[Items from a dataset]
────
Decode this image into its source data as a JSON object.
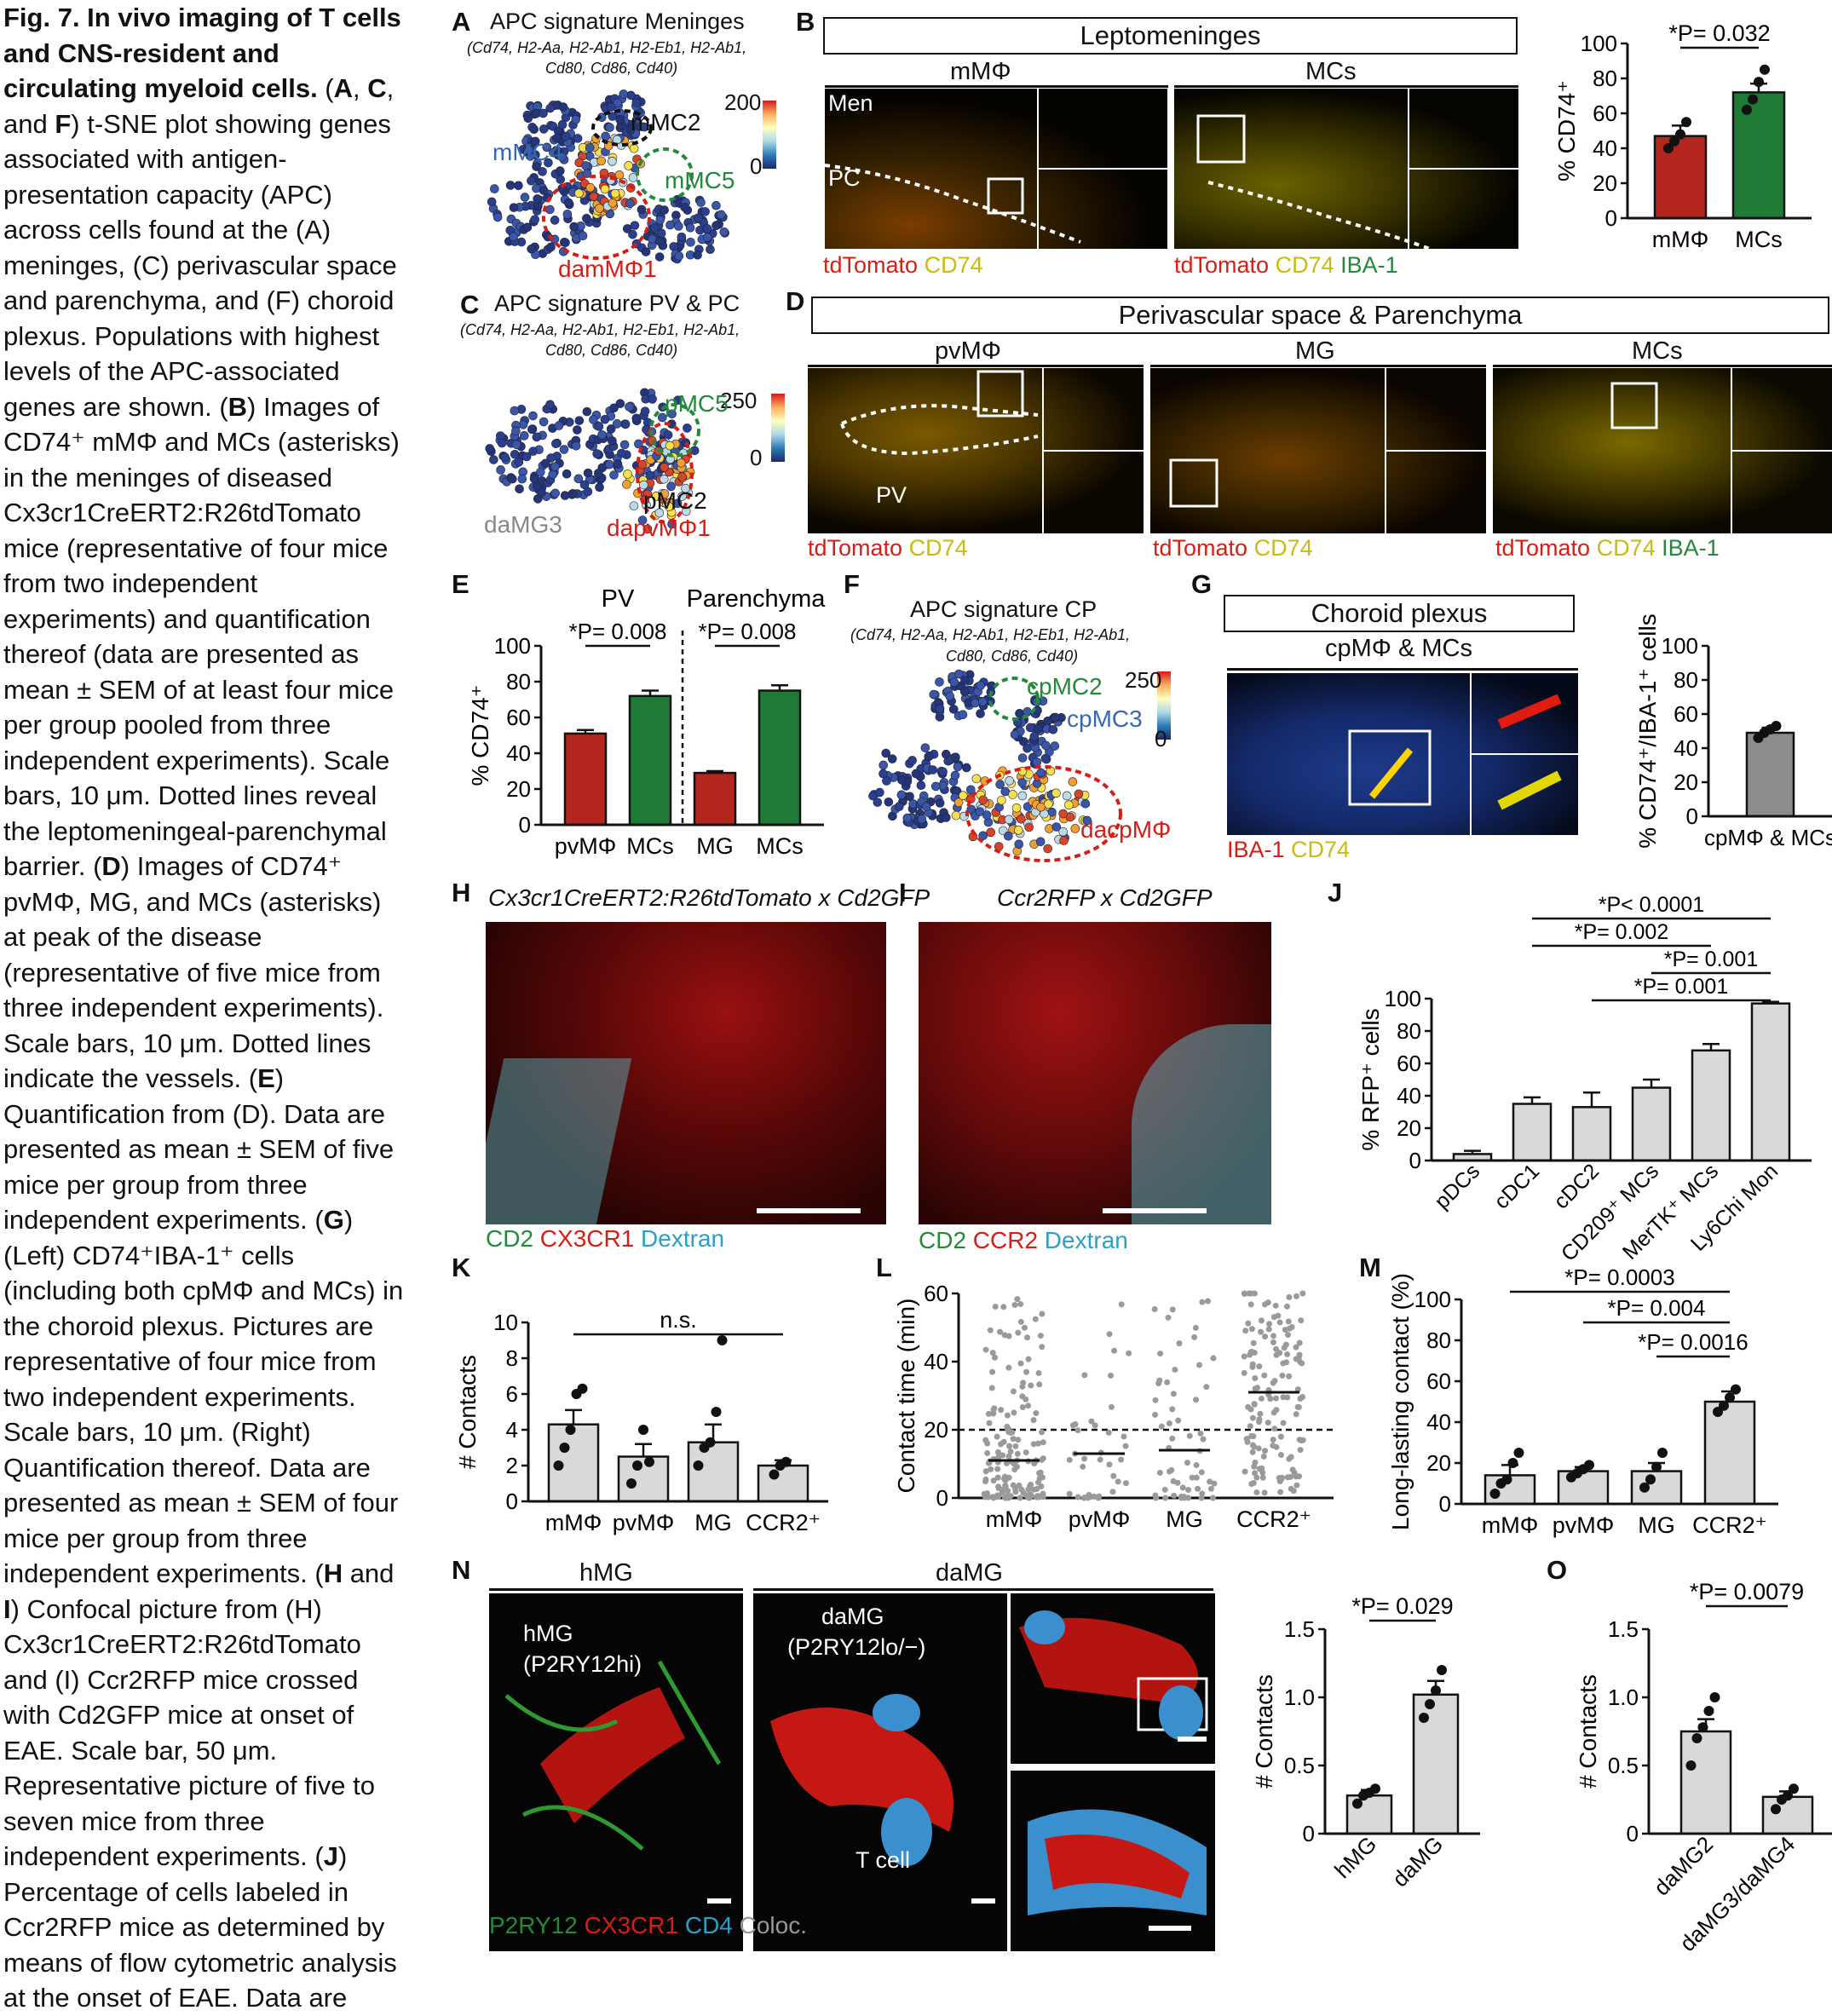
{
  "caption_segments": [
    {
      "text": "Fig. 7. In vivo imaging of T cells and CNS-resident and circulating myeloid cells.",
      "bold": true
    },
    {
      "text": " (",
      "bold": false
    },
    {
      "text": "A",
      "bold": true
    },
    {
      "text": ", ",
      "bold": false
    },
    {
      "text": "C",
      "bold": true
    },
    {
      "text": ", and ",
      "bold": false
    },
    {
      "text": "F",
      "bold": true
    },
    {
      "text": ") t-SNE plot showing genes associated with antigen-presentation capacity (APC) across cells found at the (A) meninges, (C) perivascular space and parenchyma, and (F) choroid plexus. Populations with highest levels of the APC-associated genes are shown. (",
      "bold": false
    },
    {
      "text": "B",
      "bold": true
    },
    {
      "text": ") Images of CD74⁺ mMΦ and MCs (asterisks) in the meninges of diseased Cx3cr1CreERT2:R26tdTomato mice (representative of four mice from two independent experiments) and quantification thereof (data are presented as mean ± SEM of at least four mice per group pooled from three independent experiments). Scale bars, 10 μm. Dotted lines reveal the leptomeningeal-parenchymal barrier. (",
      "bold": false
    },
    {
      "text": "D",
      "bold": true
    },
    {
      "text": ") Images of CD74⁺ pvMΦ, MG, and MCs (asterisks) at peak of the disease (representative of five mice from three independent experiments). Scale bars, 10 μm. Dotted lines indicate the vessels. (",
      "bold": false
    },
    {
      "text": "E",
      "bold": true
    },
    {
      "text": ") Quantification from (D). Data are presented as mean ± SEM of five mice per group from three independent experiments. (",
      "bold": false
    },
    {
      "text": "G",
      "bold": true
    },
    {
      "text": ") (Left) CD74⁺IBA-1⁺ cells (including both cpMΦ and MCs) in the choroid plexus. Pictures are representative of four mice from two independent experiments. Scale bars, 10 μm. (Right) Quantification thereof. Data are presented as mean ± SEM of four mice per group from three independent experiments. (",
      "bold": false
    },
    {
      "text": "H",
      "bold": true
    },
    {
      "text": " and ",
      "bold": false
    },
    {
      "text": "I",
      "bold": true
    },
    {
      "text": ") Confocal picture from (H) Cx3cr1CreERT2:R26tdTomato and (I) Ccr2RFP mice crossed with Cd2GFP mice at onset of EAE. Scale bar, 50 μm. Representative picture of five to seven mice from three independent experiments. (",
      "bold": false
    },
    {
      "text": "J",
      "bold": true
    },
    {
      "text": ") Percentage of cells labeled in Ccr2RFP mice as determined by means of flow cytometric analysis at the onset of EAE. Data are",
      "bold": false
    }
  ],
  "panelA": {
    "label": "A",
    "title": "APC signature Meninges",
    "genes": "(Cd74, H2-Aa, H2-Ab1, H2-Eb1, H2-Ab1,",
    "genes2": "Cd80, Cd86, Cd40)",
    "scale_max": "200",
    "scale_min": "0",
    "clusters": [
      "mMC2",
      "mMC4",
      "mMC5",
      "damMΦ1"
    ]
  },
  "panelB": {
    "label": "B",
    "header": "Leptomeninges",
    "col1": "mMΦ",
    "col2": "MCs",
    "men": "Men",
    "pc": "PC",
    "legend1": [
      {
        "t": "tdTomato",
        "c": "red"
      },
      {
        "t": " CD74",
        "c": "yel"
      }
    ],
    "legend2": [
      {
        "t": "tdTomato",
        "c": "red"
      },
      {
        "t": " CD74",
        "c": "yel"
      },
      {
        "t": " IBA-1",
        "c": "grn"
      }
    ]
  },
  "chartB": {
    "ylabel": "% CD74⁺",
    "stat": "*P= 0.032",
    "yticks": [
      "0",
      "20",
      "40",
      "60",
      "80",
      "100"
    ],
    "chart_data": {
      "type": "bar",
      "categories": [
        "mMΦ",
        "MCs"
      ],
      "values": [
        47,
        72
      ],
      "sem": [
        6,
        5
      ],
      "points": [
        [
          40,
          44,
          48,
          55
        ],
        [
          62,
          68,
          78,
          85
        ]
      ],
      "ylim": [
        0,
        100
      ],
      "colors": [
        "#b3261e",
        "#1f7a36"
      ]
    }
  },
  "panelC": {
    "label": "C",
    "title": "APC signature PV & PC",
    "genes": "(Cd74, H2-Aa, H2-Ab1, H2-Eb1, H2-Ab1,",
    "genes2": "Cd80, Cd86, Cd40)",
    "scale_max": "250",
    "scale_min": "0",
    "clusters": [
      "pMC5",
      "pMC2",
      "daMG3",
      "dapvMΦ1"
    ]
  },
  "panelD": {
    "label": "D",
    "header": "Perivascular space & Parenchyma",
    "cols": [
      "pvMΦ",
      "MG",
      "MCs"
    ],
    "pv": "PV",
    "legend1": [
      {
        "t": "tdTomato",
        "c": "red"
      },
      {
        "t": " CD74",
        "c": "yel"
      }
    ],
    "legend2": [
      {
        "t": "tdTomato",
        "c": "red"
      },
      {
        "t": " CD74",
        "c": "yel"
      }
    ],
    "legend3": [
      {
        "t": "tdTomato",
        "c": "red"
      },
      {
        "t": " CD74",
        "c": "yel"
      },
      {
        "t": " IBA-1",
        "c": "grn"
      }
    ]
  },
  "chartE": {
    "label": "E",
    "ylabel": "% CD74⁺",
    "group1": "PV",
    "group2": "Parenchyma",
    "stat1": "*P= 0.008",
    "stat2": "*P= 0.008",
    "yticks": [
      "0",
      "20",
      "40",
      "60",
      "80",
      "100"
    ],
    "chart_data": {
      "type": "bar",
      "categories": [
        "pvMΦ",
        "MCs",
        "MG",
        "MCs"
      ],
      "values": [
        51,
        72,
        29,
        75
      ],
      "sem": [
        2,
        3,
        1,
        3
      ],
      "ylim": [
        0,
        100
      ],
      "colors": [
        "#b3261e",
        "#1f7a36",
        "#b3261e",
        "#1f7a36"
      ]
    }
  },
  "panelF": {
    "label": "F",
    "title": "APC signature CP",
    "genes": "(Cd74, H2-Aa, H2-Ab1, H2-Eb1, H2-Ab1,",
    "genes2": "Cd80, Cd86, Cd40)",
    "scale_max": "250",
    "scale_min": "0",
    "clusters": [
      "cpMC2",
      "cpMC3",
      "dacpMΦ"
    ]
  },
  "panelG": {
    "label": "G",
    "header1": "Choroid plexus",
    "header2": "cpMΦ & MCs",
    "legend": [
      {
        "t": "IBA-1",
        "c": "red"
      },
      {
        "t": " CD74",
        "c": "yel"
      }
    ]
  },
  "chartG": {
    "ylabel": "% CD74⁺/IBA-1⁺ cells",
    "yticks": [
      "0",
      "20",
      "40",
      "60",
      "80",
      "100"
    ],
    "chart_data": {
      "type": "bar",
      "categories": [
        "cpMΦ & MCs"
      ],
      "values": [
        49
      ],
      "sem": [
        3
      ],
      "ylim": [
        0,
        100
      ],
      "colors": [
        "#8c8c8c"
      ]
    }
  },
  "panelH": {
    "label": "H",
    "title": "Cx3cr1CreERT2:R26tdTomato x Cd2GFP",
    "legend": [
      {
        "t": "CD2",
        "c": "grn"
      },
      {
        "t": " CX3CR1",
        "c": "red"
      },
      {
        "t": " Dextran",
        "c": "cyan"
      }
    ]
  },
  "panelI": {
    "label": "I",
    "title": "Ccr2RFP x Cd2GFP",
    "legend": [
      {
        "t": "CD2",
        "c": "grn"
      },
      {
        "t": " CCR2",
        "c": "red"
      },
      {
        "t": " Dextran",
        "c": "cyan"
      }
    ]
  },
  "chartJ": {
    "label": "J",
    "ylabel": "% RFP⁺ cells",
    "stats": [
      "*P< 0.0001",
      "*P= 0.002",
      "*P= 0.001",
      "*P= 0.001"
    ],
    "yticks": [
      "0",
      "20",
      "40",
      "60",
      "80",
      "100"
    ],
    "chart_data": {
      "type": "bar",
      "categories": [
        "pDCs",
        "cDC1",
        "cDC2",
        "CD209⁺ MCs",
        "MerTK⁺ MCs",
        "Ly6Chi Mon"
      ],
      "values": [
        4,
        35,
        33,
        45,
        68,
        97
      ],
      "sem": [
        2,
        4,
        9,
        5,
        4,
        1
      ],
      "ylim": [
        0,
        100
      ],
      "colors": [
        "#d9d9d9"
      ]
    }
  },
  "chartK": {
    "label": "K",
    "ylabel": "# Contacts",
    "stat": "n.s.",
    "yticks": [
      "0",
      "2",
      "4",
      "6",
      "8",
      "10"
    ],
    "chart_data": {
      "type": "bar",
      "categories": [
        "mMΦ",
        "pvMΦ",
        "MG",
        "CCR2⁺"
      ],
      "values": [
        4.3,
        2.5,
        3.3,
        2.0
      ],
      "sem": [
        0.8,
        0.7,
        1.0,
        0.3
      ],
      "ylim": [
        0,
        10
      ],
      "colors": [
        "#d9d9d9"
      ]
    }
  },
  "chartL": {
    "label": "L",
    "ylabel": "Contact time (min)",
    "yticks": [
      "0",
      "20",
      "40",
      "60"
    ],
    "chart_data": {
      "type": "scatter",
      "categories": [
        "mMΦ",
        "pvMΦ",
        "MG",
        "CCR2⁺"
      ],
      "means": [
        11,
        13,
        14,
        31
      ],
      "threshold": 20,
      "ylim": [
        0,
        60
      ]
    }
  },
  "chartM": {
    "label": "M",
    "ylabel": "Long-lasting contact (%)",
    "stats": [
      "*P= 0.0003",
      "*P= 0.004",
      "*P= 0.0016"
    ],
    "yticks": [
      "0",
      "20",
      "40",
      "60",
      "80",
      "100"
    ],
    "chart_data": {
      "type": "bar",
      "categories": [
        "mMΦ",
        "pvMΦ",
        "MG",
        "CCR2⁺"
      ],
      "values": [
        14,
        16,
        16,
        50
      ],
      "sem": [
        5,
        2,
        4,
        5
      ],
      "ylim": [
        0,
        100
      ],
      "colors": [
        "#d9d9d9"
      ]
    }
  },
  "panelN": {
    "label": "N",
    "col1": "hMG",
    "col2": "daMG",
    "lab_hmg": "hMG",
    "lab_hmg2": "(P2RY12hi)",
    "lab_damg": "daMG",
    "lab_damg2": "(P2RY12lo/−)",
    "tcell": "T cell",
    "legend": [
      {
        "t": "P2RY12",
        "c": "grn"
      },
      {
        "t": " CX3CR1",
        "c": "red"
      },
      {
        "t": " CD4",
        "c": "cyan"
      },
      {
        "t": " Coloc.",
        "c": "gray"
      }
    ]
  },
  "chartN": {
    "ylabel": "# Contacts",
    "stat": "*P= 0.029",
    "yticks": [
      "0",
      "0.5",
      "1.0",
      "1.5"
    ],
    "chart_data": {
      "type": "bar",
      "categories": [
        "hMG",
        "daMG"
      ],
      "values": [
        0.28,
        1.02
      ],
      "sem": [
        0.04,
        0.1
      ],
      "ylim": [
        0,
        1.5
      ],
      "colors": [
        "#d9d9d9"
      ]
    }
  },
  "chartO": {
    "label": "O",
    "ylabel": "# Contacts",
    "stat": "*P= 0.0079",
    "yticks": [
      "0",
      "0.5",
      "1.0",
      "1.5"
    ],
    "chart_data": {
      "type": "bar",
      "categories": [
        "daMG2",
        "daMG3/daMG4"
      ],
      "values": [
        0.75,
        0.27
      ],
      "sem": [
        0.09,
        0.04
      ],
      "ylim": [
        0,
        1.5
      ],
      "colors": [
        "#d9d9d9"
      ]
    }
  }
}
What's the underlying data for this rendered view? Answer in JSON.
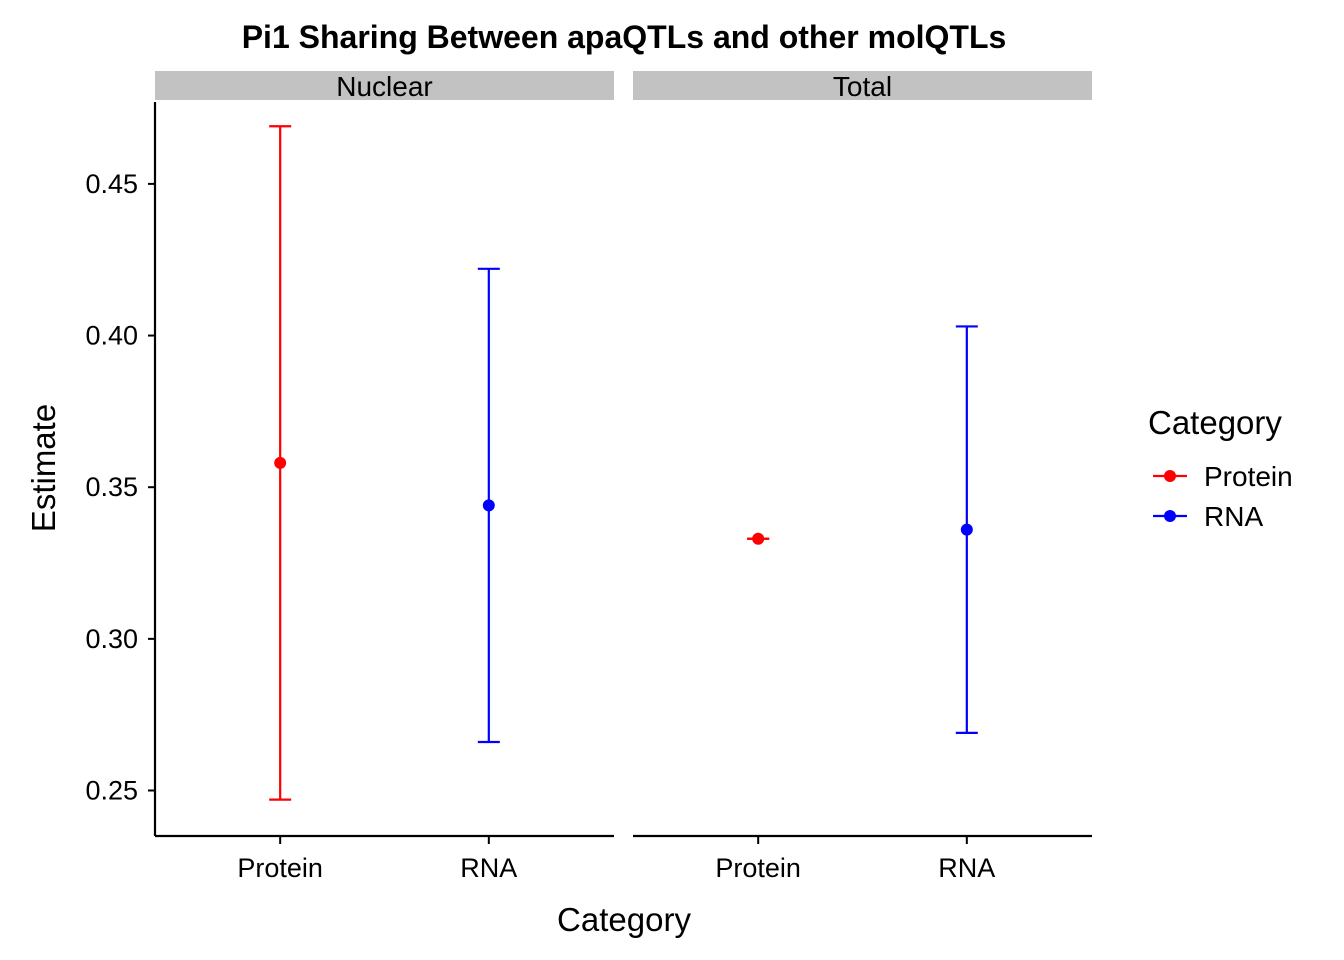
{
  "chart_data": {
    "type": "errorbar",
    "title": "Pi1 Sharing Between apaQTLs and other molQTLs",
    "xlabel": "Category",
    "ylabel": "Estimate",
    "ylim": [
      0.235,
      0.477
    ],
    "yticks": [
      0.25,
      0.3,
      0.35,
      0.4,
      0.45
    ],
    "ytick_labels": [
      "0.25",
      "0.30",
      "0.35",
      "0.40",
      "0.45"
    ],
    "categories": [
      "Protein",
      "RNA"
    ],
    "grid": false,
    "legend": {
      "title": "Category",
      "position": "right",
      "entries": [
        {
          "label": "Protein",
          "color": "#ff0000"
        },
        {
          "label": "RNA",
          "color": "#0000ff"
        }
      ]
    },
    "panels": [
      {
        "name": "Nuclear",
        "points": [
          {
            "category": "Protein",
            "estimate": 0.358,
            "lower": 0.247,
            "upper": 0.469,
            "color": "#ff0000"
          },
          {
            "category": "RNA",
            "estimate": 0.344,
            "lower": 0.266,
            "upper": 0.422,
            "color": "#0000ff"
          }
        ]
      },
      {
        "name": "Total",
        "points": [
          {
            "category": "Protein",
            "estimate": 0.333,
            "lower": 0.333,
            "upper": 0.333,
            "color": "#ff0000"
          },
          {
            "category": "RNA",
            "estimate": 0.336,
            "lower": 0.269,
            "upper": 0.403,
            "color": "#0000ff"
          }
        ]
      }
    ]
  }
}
────
◆ ASSIGNMENT
Where the word "signature" shows up in a line of the entries above, copy that line.

◆ SOLVED PROBLEM
    "title": "APC signature Meninges",
    "title": "APC signature PV & PC",
    "title": "APC signature CP",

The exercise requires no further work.